━━━━━ AVAILABLE RECORDS
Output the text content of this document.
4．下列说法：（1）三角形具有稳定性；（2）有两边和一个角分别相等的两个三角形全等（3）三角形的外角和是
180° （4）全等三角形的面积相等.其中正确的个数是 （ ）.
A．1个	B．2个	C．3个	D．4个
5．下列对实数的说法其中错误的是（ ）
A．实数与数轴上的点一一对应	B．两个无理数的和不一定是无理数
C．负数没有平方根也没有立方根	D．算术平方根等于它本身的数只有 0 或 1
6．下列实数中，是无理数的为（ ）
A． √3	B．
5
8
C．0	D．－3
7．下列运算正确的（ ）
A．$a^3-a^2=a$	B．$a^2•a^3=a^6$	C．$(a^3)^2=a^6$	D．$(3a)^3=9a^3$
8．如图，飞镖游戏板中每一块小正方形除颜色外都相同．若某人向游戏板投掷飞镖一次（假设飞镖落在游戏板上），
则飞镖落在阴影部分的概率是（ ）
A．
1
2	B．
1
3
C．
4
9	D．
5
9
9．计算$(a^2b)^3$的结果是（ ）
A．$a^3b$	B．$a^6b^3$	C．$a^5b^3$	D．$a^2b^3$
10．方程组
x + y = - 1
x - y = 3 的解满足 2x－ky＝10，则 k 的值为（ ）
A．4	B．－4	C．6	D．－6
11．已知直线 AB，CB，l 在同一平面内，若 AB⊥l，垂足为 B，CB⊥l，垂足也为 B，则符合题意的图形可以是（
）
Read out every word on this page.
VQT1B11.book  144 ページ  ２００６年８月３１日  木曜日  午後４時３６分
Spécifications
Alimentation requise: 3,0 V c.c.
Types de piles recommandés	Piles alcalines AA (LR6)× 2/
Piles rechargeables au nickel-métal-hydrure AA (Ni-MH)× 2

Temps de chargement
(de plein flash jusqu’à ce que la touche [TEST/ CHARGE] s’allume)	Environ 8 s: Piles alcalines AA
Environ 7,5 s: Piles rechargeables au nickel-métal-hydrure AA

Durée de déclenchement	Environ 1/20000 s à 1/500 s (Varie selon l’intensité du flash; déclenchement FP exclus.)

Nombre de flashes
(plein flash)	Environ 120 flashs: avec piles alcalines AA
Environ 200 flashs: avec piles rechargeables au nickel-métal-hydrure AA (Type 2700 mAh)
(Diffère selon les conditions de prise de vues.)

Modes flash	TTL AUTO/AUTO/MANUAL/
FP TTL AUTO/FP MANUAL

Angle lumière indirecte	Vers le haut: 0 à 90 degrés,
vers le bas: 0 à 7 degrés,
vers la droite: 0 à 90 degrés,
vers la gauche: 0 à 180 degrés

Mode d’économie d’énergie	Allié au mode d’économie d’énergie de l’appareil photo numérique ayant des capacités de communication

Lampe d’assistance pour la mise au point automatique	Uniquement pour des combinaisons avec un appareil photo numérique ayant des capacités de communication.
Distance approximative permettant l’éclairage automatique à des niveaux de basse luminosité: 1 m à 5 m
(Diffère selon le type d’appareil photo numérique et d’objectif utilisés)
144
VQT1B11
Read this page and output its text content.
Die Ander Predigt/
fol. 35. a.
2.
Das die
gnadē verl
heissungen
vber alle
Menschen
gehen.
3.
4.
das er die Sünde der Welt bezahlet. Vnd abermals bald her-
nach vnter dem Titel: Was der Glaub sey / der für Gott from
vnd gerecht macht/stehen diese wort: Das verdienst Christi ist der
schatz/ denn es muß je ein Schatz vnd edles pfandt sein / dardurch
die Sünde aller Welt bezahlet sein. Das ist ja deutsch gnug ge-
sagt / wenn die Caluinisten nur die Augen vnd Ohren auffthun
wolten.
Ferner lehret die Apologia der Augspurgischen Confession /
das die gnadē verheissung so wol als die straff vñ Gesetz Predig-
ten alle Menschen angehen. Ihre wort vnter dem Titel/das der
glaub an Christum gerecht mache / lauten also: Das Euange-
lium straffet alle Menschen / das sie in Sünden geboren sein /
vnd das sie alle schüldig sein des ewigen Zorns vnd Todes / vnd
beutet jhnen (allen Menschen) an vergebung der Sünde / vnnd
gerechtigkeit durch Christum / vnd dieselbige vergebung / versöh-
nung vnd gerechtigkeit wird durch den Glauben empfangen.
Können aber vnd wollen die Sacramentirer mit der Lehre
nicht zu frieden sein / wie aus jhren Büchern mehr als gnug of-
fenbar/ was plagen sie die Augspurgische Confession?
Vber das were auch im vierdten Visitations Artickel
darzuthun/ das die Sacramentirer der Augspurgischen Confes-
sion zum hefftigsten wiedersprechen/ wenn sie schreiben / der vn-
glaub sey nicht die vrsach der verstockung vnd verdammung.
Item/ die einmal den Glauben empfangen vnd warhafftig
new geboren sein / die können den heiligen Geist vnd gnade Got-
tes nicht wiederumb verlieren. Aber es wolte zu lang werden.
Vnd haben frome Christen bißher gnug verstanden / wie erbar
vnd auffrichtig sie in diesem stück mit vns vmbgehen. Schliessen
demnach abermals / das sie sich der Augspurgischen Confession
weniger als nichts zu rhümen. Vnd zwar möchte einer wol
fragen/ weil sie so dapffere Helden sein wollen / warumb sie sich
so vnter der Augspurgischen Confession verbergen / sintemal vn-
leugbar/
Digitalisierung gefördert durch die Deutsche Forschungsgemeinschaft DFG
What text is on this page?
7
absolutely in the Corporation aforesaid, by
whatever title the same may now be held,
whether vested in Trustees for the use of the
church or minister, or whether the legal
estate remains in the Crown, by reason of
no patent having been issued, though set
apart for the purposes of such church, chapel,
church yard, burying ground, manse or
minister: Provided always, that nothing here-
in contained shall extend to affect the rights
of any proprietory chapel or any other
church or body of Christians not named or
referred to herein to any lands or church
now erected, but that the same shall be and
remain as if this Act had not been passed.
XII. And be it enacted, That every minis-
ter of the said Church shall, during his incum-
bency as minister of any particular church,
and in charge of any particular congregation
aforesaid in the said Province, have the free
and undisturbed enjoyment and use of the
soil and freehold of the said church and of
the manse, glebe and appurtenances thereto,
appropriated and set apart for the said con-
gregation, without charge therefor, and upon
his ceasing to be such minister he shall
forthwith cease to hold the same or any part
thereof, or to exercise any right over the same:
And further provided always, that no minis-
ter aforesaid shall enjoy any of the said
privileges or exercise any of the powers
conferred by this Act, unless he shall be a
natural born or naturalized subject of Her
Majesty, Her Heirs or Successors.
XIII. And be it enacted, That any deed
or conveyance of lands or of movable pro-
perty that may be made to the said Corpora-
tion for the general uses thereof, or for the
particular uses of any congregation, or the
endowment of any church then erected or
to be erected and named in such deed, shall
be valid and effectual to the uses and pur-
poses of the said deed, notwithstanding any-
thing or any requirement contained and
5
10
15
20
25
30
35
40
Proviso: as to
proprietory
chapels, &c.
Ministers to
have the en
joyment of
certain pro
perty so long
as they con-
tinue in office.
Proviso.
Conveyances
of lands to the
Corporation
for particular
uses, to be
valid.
━━━━━━━━━━
**WHAT NEEDS TO BE DONE**
Your task is to extract all of the records exactly.

**FINAL RESULT**
Output the text content of this document.
4．下列说法：（1）三角形具有稳定性；（2）有两边和一个角分别相等的两个三角形全等（3）三角形的外角和是
180° （4）全等三角形的面积相等.其中正确的个数是 （ ）.
A．1个	B．2个	C．3个	D．4个
5．下列对实数的说法其中错误的是（ ）
A．实数与数轴上的点一一对应	B．两个无理数的和不一定是无理数
C．负数没有平方根也没有立方根	D．算术平方根等于它本身的数只有 0 或 1
6．下列实数中，是无理数的为（ ）
A． √3	B．
5
8
C．0	D．－3
7．下列运算正确的（ ）
A．$a^3-a^2=a$	B．$a^2•a^3=a^6$	C．$(a^3)^2=a^6$	D．$(3a)^3=9a^3$
8．如图，飞镖游戏板中每一块小正方形除颜色外都相同．若某人向游戏板投掷飞镖一次（假设飞镖落在游戏板上），
则飞镖落在阴影部分的概率是（ ）
A．
1
2	B．
1
3
C．
4
9	D．
5
9
9．计算$(a^2b)^3$的结果是（ ）
A．$a^3b$	B．$a^6b^3$	C．$a^5b^3$	D．$a^2b^3$
10．方程组
x + y = - 1
x - y = 3 的解满足 2x－ky＝10，则 k 的值为（ ）
A．4	B．－4	C．6	D．－6
11．已知直线 AB，CB，l 在同一平面内，若 AB⊥l，垂足为 B，CB⊥l，垂足也为 B，则符合题意的图形可以是（
）
Read out every word on this page.
VQT1B11.book  144 ページ  ２００６年８月３１日  木曜日  午後４時３６分
Spécifications
Alimentation requise: 3,0 V c.c.
Types de piles recommandés	Piles alcalines AA (LR6)× 2/
Piles rechargeables au nickel-métal-hydrure AA (Ni-MH)× 2

Temps de chargement
(de plein flash jusqu’à ce que la touche [TEST/ CHARGE] s’allume)	Environ 8 s: Piles alcalines AA
Environ 7,5 s: Piles rechargeables au nickel-métal-hydrure AA

Durée de déclenchement	Environ 1/20000 s à 1/500 s (Varie selon l’intensité du flash; déclenchement FP exclus.)

Nombre de flashes
(plein flash)	Environ 120 flashs: avec piles alcalines AA
Environ 200 flashs: avec piles rechargeables au nickel-métal-hydrure AA (Type 2700 mAh)
(Diffère selon les conditions de prise de vues.)

Modes flash	TTL AUTO/AUTO/MANUAL/
FP TTL AUTO/FP MANUAL

Angle lumière indirecte	Vers le haut: 0 à 90 degrés,
vers le bas: 0 à 7 degrés,
vers la droite: 0 à 90 degrés,
vers la gauche: 0 à 180 degrés

Mode d’économie d’énergie	Allié au mode d’économie d’énergie de l’appareil photo numérique ayant des capacités de communication

Lampe d’assistance pour la mise au point automatique	Uniquement pour des combinaisons avec un appareil photo numérique ayant des capacités de communication.
Distance approximative permettant l’éclairage automatique à des niveaux de basse luminosité: 1 m à 5 m
(Diffère selon le type d’appareil photo numérique et d’objectif utilisés)
144
VQT1B11
Read this page and output its text content.
Die Ander Predigt/
fol. 35. a.
2.
Das die
gnadē verl
heissungen
vber alle
Menschen
gehen.
3.
4.
das er die Sünde der Welt bezahlet. Vnd abermals bald her-
nach vnter dem Titel: Was der Glaub sey / der für Gott from
vnd gerecht macht/stehen diese wort: Das verdienst Christi ist der
schatz/ denn es muß je ein Schatz vnd edles pfandt sein / dardurch
die Sünde aller Welt bezahlet sein. Das ist ja deutsch gnug ge-
sagt / wenn die Caluinisten nur die Augen vnd Ohren auffthun
wolten.
Ferner lehret die Apologia der Augspurgischen Confession /
das die gnadē verheissung so wol als die straff vñ Gesetz Predig-
ten alle Menschen angehen. Ihre wort vnter dem Titel/das der
glaub an Christum gerecht mache / lauten also: Das Euange-
lium straffet alle Menschen / das sie in Sünden geboren sein /
vnd das sie alle schüldig sein des ewigen Zorns vnd Todes / vnd
beutet jhnen (allen Menschen) an vergebung der Sünde / vnnd
gerechtigkeit durch Christum / vnd dieselbige vergebung / versöh-
nung vnd gerechtigkeit wird durch den Glauben empfangen.
Können aber vnd wollen die Sacramentirer mit der Lehre
nicht zu frieden sein / wie aus jhren Büchern mehr als gnug of-
fenbar/ was plagen sie die Augspurgische Confession?
Vber das were auch im vierdten Visitations Artickel
darzuthun/ das die Sacramentirer der Augspurgischen Confes-
sion zum hefftigsten wiedersprechen/ wenn sie schreiben / der vn-
glaub sey nicht die vrsach der verstockung vnd verdammung.
Item/ die einmal den Glauben empfangen vnd warhafftig
new geboren sein / die können den heiligen Geist vnd gnade Got-
tes nicht wiederumb verlieren. Aber es wolte zu lang werden.
Vnd haben frome Christen bißher gnug verstanden / wie erbar
vnd auffrichtig sie in diesem stück mit vns vmbgehen. Schliessen
demnach abermals / das sie sich der Augspurgischen Confession
weniger als nichts zu rhümen. Vnd zwar möchte einer wol
fragen/ weil sie so dapffere Helden sein wollen / warumb sie sich
so vnter der Augspurgischen Confession verbergen / sintemal vn-
leugbar/
Digitalisierung gefördert durch die Deutsche Forschungsgemeinschaft DFG
What text is on this page?
7
absolutely in the Corporation aforesaid, by
whatever title the same may now be held,
whether vested in Trustees for the use of the
church or minister, or whether the legal
estate remains in the Crown, by reason of
no patent having been issued, though set
apart for the purposes of such church, chapel,
church yard, burying ground, manse or
minister: Provided always, that nothing here-
in contained shall extend to affect the rights
of any proprietory chapel or any other
church or body of Christians not named or
referred to herein to any lands or church
now erected, but that the same shall be and
remain as if this Act had not been passed.
XII. And be it enacted, That every minis-
ter of the said Church shall, during his incum-
bency as minister of any particular church,
and in charge of any particular congregation
aforesaid in the said Province, have the free
and undisturbed enjoyment and use of the
soil and freehold of the said church and of
the manse, glebe and appurtenances thereto,
appropriated and set apart for the said con-
gregation, without charge therefor, and upon
his ceasing to be such minister he shall
forthwith cease to hold the same or any part
thereof, or to exercise any right over the same:
And further provided always, that no minis-
ter aforesaid shall enjoy any of the said
privileges or exercise any of the powers
conferred by this Act, unless he shall be a
natural born or naturalized subject of Her
Majesty, Her Heirs or Successors.
XIII. And be it enacted, That any deed
or conveyance of lands or of movable pro-
perty that may be made to the said Corpora-
tion for the general uses thereof, or for the
particular uses of any congregation, or the
endowment of any church then erected or
to be erected and named in such deed, shall
be valid and effectual to the uses and pur-
poses of the said deed, notwithstanding any-
thing or any requirement contained and
5
10
15
20
25
30
35
40
Proviso: as to
proprietory
chapels, &c.
Ministers to
have the en
joyment of
certain pro
perty so long
as they con-
tinue in office.
Proviso.
Conveyances
of lands to the
Corporation
for particular
uses, to be
valid.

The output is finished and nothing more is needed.